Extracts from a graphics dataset

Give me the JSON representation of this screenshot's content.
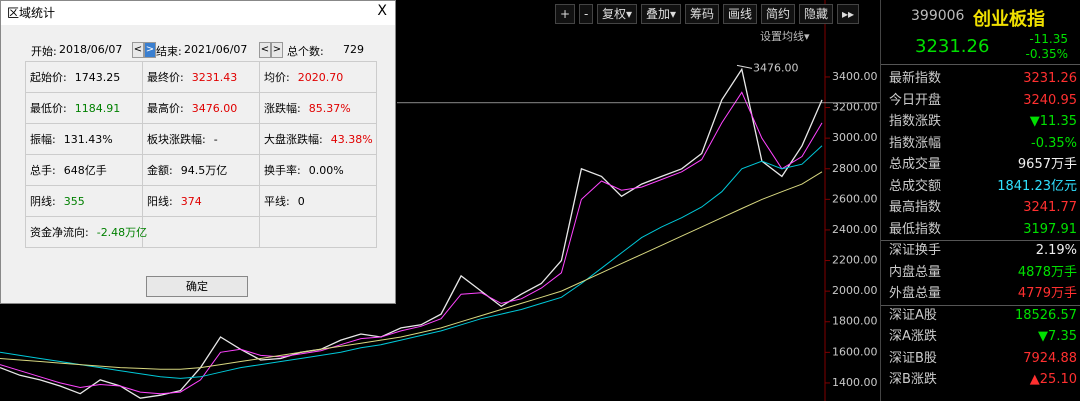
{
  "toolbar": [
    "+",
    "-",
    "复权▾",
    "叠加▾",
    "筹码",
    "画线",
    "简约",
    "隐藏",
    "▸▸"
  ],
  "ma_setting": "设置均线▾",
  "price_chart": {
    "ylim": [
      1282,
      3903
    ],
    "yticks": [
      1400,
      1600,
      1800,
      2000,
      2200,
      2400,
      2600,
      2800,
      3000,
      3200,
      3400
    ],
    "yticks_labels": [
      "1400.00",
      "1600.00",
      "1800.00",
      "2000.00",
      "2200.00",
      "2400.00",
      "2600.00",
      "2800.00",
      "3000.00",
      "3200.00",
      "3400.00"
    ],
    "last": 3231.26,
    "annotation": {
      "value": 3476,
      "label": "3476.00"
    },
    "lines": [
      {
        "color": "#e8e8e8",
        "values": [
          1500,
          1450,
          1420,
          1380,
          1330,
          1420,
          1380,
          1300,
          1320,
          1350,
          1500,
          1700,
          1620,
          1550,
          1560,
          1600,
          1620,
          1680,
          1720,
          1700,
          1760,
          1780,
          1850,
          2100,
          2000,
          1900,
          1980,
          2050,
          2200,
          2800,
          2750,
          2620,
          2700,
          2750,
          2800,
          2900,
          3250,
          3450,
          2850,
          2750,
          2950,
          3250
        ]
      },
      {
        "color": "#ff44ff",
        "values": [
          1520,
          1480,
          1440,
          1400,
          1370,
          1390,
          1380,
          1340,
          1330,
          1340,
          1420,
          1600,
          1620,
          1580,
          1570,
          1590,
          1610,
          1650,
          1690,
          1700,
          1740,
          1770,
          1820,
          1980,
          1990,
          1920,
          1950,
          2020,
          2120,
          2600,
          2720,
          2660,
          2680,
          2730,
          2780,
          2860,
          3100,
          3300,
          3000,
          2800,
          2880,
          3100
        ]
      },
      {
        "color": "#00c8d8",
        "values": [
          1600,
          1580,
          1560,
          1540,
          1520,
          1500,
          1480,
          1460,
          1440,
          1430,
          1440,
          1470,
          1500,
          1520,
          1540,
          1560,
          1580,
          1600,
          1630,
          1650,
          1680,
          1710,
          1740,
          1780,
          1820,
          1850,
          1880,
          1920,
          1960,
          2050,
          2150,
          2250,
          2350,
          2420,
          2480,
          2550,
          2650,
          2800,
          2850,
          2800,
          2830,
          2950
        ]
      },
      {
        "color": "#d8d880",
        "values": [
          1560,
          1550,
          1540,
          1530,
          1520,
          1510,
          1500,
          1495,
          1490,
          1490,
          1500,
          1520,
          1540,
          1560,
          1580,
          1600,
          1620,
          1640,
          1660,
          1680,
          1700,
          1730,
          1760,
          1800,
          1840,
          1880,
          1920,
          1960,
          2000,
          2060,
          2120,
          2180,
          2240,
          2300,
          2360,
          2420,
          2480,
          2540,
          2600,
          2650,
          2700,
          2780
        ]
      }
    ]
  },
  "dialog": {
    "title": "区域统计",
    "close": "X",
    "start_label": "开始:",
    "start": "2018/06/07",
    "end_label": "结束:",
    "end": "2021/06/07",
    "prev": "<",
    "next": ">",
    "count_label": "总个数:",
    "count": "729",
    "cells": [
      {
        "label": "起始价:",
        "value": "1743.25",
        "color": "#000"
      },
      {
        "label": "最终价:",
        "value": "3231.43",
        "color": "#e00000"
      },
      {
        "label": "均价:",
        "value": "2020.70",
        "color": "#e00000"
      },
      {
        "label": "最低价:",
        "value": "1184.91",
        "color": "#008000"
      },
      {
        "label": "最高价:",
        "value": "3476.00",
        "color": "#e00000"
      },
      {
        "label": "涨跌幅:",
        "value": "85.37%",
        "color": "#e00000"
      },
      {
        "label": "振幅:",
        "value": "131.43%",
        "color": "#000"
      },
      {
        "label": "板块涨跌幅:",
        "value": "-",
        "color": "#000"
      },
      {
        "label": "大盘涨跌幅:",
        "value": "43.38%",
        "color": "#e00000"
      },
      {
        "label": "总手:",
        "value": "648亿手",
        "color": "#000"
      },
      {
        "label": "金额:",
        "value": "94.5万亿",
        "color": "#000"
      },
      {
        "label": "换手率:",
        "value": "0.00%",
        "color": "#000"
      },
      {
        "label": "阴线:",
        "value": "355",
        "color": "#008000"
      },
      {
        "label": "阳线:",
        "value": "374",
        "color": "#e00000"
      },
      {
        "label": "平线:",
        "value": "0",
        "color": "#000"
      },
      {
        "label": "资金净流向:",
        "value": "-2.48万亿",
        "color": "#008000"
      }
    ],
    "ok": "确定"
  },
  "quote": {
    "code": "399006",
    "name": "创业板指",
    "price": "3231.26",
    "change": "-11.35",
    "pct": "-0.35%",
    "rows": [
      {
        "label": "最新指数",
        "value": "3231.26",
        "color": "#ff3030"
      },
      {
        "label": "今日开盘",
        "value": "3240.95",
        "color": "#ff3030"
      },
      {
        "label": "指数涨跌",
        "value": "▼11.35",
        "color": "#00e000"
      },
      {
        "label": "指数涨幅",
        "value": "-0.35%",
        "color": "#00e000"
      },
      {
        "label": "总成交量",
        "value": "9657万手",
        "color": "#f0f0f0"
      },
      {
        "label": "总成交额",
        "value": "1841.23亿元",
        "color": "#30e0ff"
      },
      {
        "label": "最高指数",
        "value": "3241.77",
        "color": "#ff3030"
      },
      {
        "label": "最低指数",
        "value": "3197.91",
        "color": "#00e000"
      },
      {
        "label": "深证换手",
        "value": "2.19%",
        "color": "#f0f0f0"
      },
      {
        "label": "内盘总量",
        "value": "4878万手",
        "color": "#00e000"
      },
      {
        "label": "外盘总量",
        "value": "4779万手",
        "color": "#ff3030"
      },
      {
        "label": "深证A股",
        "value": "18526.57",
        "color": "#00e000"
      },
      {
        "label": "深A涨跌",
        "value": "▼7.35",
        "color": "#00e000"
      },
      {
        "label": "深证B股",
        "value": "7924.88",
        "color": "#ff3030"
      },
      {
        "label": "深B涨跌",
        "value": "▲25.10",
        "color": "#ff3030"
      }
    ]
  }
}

▶ [GOAL OF THE EXERCISE]: Would you return the data exactly as written, without the pictures?

▶ [RESULT OF THIS TASK]:
Give me the JSON representation of this screenshot's content.
{
  "toolbar": [
    "+",
    "-",
    "复权▾",
    "叠加▾",
    "筹码",
    "画线",
    "简约",
    "隐藏",
    "▸▸"
  ],
  "ma_setting": "设置均线▾",
  "price_chart": {
    "ylim": [
      1282,
      3903
    ],
    "yticks": [
      1400,
      1600,
      1800,
      2000,
      2200,
      2400,
      2600,
      2800,
      3000,
      3200,
      3400
    ],
    "yticks_labels": [
      "1400.00",
      "1600.00",
      "1800.00",
      "2000.00",
      "2200.00",
      "2400.00",
      "2600.00",
      "2800.00",
      "3000.00",
      "3200.00",
      "3400.00"
    ],
    "last": 3231.26,
    "annotation": {
      "value": 3476,
      "label": "3476.00"
    },
    "lines": [
      {
        "color": "#e8e8e8",
        "values": [
          1500,
          1450,
          1420,
          1380,
          1330,
          1420,
          1380,
          1300,
          1320,
          1350,
          1500,
          1700,
          1620,
          1550,
          1560,
          1600,
          1620,
          1680,
          1720,
          1700,
          1760,
          1780,
          1850,
          2100,
          2000,
          1900,
          1980,
          2050,
          2200,
          2800,
          2750,
          2620,
          2700,
          2750,
          2800,
          2900,
          3250,
          3450,
          2850,
          2750,
          2950,
          3250
        ]
      },
      {
        "color": "#ff44ff",
        "values": [
          1520,
          1480,
          1440,
          1400,
          1370,
          1390,
          1380,
          1340,
          1330,
          1340,
          1420,
          1600,
          1620,
          1580,
          1570,
          1590,
          1610,
          1650,
          1690,
          1700,
          1740,
          1770,
          1820,
          1980,
          1990,
          1920,
          1950,
          2020,
          2120,
          2600,
          2720,
          2660,
          2680,
          2730,
          2780,
          2860,
          3100,
          3300,
          3000,
          2800,
          2880,
          3100
        ]
      },
      {
        "color": "#00c8d8",
        "values": [
          1600,
          1580,
          1560,
          1540,
          1520,
          1500,
          1480,
          1460,
          1440,
          1430,
          1440,
          1470,
          1500,
          1520,
          1540,
          1560,
          1580,
          1600,
          1630,
          1650,
          1680,
          1710,
          1740,
          1780,
          1820,
          1850,
          1880,
          1920,
          1960,
          2050,
          2150,
          2250,
          2350,
          2420,
          2480,
          2550,
          2650,
          2800,
          2850,
          2800,
          2830,
          2950
        ]
      },
      {
        "color": "#d8d880",
        "values": [
          1560,
          1550,
          1540,
          1530,
          1520,
          1510,
          1500,
          1495,
          1490,
          1490,
          1500,
          1520,
          1540,
          1560,
          1580,
          1600,
          1620,
          1640,
          1660,
          1680,
          1700,
          1730,
          1760,
          1800,
          1840,
          1880,
          1920,
          1960,
          2000,
          2060,
          2120,
          2180,
          2240,
          2300,
          2360,
          2420,
          2480,
          2540,
          2600,
          2650,
          2700,
          2780
        ]
      }
    ]
  },
  "dialog": {
    "title": "区域统计",
    "close": "X",
    "start_label": "开始:",
    "start": "2018/06/07",
    "end_label": "结束:",
    "end": "2021/06/07",
    "prev": "<",
    "next": ">",
    "count_label": "总个数:",
    "count": "729",
    "cells": [
      {
        "label": "起始价:",
        "value": "1743.25",
        "color": "#000"
      },
      {
        "label": "最终价:",
        "value": "3231.43",
        "color": "#e00000"
      },
      {
        "label": "均价:",
        "value": "2020.70",
        "color": "#e00000"
      },
      {
        "label": "最低价:",
        "value": "1184.91",
        "color": "#008000"
      },
      {
        "label": "最高价:",
        "value": "3476.00",
        "color": "#e00000"
      },
      {
        "label": "涨跌幅:",
        "value": "85.37%",
        "color": "#e00000"
      },
      {
        "label": "振幅:",
        "value": "131.43%",
        "color": "#000"
      },
      {
        "label": "板块涨跌幅:",
        "value": "-",
        "color": "#000"
      },
      {
        "label": "大盘涨跌幅:",
        "value": "43.38%",
        "color": "#e00000"
      },
      {
        "label": "总手:",
        "value": "648亿手",
        "color": "#000"
      },
      {
        "label": "金额:",
        "value": "94.5万亿",
        "color": "#000"
      },
      {
        "label": "换手率:",
        "value": "0.00%",
        "color": "#000"
      },
      {
        "label": "阴线:",
        "value": "355",
        "color": "#008000"
      },
      {
        "label": "阳线:",
        "value": "374",
        "color": "#e00000"
      },
      {
        "label": "平线:",
        "value": "0",
        "color": "#000"
      },
      {
        "label": "资金净流向:",
        "value": "-2.48万亿",
        "color": "#008000"
      }
    ],
    "ok": "确定"
  },
  "quote": {
    "code": "399006",
    "name": "创业板指",
    "price": "3231.26",
    "change": "-11.35",
    "pct": "-0.35%",
    "rows": [
      {
        "label": "最新指数",
        "value": "3231.26",
        "color": "#ff3030"
      },
      {
        "label": "今日开盘",
        "value": "3240.95",
        "color": "#ff3030"
      },
      {
        "label": "指数涨跌",
        "value": "▼11.35",
        "color": "#00e000"
      },
      {
        "label": "指数涨幅",
        "value": "-0.35%",
        "color": "#00e000"
      },
      {
        "label": "总成交量",
        "value": "9657万手",
        "color": "#f0f0f0"
      },
      {
        "label": "总成交额",
        "value": "1841.23亿元",
        "color": "#30e0ff"
      },
      {
        "label": "最高指数",
        "value": "3241.77",
        "color": "#ff3030"
      },
      {
        "label": "最低指数",
        "value": "3197.91",
        "color": "#00e000"
      },
      {
        "label": "深证换手",
        "value": "2.19%",
        "color": "#f0f0f0"
      },
      {
        "label": "内盘总量",
        "value": "4878万手",
        "color": "#00e000"
      },
      {
        "label": "外盘总量",
        "value": "4779万手",
        "color": "#ff3030"
      },
      {
        "label": "深证A股",
        "value": "18526.57",
        "color": "#00e000"
      },
      {
        "label": "深A涨跌",
        "value": "▼7.35",
        "color": "#00e000"
      },
      {
        "label": "深证B股",
        "value": "7924.88",
        "color": "#ff3030"
      },
      {
        "label": "深B涨跌",
        "value": "▲25.10",
        "color": "#ff3030"
      }
    ]
  }
}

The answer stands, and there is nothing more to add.